## TESTO FORNITO
È in uscita il secondo film a firma dell’attore Marco Bocci, marscianese doc, tornato dietro la telecamera per la regia del il film “La caccia”, che dopo l’anteprima di martedì a Perugia sarà proiettato, giovedì 11 maggio, al Cinema Nido dell’Aquila di Todi, alle ore 21:00, alla presenza dell’attore-regista, che nell’occasione ha diretto anche la moglie, l’attrice Laura Chiatti.
“La serata – spiega Romolo Abbati, il gestore della sala, anche lui marscianese – è stata possibile grazie alla disponibilità e amicizia dello stesso Bocci non solo per le sue origini umbre, ma anche perché proprio il cuore verde d’Italia è stato fonte di ispirazione per la storia narrata, ambientata soprattutto all’interno di una riserva privata che ha un bosco”.
“La Caccia” racconta la storia di quattro fratelli Luca (Filippo Nigro), Silvia (Laura Chiatti), Mattia (Pietro Sermonti) e Giorgio (Paolo Pierobon), molto diversi tra loro.
Luca è energico, vende macchine e ha in mente di espandere la propria attività, Silvia ha combattuto a lungo contro la tossicodipendenza, e ora è pulita da mille giorni, Mattia è un pittore, all’apparenza trasandato e non curante dell’opinione altrui, Giorgio ha invece un’aria seria e affidabile, un lavoro stabile e una famiglia esigente.
Dopo svariati anni di lontananza, i quattro si riuniscono per l’improvvisa morte del padre, proprio in quella villa dove hanno trascorso l’infanzia e che, con loro sorpresa, rimane la sola eredità lasciata dal genitore. Decidono così di vendere la casa di famiglia, che ancora oggi nasconde una terribile verità. Poiché però il ricavato è insufficiente a sanare i rispettivi problemi economici, Luca propone una soluzione estrema, una soluzione degna di suo padre.

## CONSEGNA A
Riassumi il testo sul film «La caccia» in due frasi.
## CONSEGNA B
Rispondi per favore a queste domande sul testo sul film «La caccia», una risposta per riga:
(i) Chi è il gestore della sala?
(ii) Da quanti giorni Silvia è pulita?
(iii) Che lavoro fa Mattia?

## DATI FORNITI
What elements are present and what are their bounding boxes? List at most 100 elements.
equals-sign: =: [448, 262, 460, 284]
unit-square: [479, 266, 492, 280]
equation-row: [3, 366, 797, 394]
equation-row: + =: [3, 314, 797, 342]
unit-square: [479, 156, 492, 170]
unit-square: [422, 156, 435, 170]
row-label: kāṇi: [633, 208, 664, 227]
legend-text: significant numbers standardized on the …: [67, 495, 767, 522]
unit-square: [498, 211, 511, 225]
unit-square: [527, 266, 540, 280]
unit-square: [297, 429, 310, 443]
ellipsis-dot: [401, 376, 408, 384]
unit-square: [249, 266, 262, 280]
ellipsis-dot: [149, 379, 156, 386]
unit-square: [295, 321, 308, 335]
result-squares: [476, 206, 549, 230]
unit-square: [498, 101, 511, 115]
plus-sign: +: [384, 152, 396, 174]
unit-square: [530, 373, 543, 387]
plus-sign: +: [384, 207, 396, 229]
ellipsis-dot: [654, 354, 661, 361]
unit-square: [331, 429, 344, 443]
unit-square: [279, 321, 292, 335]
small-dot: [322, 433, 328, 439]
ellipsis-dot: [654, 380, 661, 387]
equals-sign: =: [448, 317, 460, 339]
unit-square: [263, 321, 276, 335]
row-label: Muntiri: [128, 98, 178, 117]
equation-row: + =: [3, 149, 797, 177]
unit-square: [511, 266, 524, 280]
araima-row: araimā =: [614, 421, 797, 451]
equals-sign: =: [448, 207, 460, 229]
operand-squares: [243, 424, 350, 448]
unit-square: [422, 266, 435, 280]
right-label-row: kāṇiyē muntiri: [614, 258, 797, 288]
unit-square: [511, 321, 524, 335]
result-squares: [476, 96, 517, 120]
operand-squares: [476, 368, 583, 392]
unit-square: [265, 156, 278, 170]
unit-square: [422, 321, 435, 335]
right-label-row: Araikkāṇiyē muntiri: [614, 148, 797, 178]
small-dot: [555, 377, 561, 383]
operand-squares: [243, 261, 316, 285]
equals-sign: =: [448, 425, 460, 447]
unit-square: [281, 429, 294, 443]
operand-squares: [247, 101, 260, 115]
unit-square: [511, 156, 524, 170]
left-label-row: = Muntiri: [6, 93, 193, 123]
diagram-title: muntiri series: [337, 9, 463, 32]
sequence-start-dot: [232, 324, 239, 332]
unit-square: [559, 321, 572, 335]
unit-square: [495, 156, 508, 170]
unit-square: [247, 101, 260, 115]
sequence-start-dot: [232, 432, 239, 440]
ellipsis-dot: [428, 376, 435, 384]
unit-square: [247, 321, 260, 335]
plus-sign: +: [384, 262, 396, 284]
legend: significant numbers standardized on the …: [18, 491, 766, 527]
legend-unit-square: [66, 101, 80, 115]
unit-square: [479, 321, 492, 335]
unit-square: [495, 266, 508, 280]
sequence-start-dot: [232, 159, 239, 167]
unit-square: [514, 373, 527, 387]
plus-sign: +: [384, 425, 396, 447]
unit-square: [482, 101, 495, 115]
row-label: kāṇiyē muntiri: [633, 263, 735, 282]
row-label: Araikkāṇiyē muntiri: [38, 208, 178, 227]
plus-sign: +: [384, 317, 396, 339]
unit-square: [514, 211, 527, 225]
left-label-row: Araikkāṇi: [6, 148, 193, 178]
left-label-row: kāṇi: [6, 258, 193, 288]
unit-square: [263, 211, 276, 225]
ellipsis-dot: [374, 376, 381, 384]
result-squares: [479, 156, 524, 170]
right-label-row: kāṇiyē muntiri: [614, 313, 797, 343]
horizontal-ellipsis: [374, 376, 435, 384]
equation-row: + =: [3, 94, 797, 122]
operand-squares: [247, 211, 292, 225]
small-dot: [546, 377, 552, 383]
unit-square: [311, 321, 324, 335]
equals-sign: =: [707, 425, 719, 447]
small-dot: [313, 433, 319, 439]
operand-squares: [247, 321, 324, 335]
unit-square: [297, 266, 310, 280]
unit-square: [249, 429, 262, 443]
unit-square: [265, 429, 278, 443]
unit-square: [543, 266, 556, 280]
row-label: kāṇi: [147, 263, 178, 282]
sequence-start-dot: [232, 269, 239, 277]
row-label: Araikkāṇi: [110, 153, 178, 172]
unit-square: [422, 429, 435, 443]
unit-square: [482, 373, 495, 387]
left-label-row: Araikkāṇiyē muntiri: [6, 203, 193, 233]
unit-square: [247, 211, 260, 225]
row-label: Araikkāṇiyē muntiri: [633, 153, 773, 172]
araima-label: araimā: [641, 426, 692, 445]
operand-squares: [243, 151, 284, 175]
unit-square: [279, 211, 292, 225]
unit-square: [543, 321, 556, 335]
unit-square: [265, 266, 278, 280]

## SOLUZIONE SVOLTA A
Marco Bocci, attore marscianese, ha diretto il suo secondo film, «La caccia», che dopo l'anteprima a Perugia sarà proiettato giovedì 11 maggio alle 21:00 al Cinema Nido dell'Aquila di Todi alla sua presenza. Il film racconta di quattro fratelli molto diversi che, riuniti dopo anni per la morte improvvisa del padre, ereditano soltanto la villa dell'infanzia e decidono di venderla, ma poiché il ricavato non basta, Luca propone una soluzione estrema.

## SOLUZIONE SVOLTA B
(i) Romolo Abbati.
(ii) Da mille giorni.
(iii) Il pittore.